**Data for this task:**
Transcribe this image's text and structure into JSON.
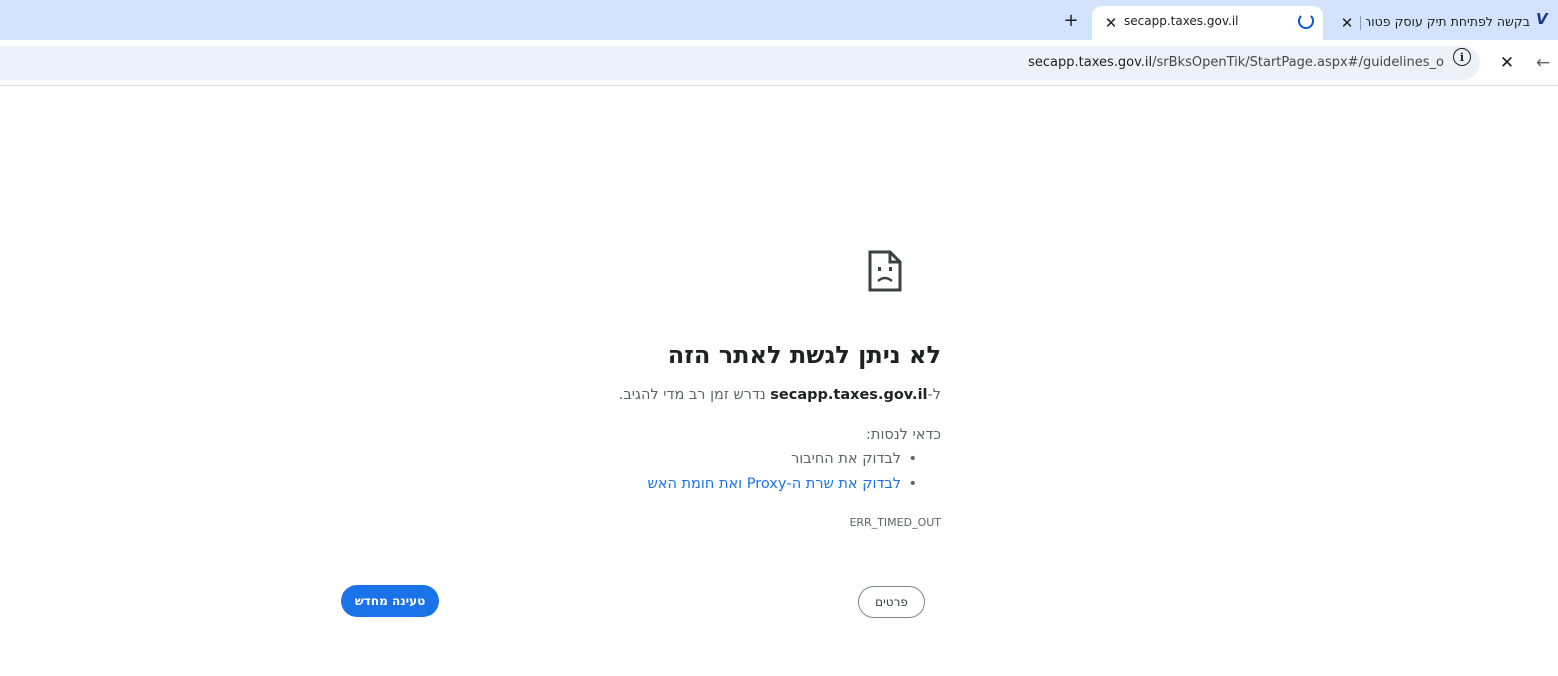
{
  "tabs": {
    "active": {
      "title": "secapp.taxes.gov.il",
      "close": "✕"
    },
    "inactive": {
      "title": "בקשה לפתיחת תיק עוסק פטור",
      "close": "✕",
      "favicon": "V"
    },
    "new_tab": "+"
  },
  "toolbar": {
    "url_host": "secapp.taxes.gov.il",
    "url_path": "/srBksOpenTik/StartPage.aspx#/guidelines_o",
    "info": "i",
    "stop": "✕",
    "back": "←"
  },
  "error": {
    "title": "לא ניתן לגשת לאתר הזה",
    "desc_prefix": "ל-",
    "desc_host": "secapp.taxes.gov.il",
    "desc_suffix": " נדרש זמן רב מדי להגיב.",
    "try_label": "כדאי לנסות:",
    "suggestions": {
      "check_connection": "לבדוק את החיבור",
      "check_proxy": "לבדוק את שרת ה-Proxy ואת חומת האש"
    },
    "code": "ERR_TIMED_OUT"
  },
  "buttons": {
    "details": "פרטים",
    "reload": "טעינה מחדש"
  },
  "colors": {
    "tabstrip": "#d3e3fd",
    "accent": "#1a73e8",
    "omnibox": "#edf2fa"
  },
  "icons": {
    "sad_page": "sad-page-icon",
    "spinner": "loading-spinner-icon"
  }
}
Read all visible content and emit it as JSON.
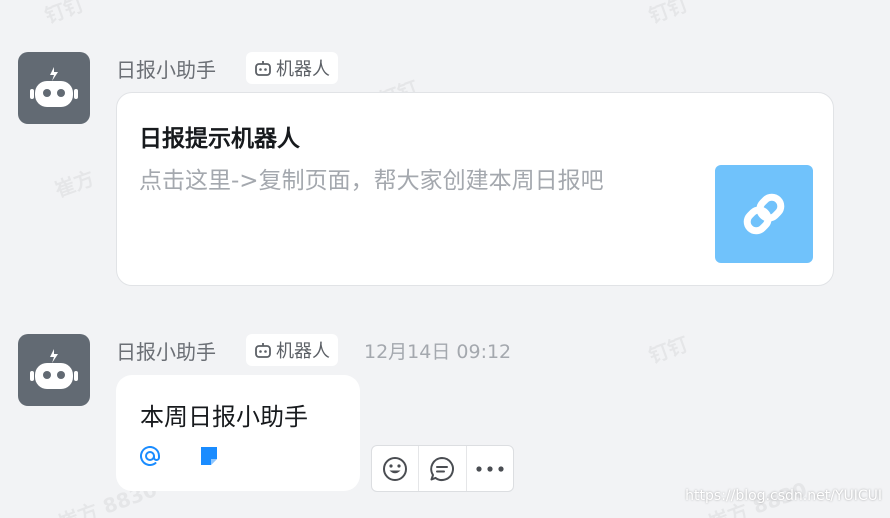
{
  "watermarks": [
    {
      "text": "钉钉"
    },
    {
      "text": "钉钉"
    },
    {
      "text": "崔方"
    },
    {
      "text": "钉钉"
    },
    {
      "text": "钉钉"
    },
    {
      "text": "崔方 8830"
    },
    {
      "text": "崔方 8830"
    }
  ],
  "messages": [
    {
      "sender": "日报小助手",
      "bot_tag": "机器人",
      "timestamp": "",
      "card": {
        "title": "日报提示机器人",
        "description": "点击这里->复制页面，帮大家创建本周日报吧",
        "thumb_color": "#70c2fb"
      }
    },
    {
      "sender": "日报小助手",
      "bot_tag": "机器人",
      "timestamp": "12月14日 09:12",
      "text": "本周日报小助手"
    }
  ],
  "actions": {
    "emoji": "emoji-reaction",
    "reply": "reply-comment",
    "more": "more-options"
  },
  "footer": {
    "credit": "https://blog.csdn.net/YUICUI"
  },
  "colors": {
    "background": "#f2f3f5",
    "avatar": "#626a73",
    "link_blue": "#1a8cff",
    "thumb": "#70c2fb"
  }
}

**Task:** Go through the records above and copy every line with the word "taxes".

**Answer to this task:**
      "title": "secapp.taxes.gov.il",
    "url_host": "secapp.taxes.gov.il",
    "desc_host": "secapp.taxes.gov.il",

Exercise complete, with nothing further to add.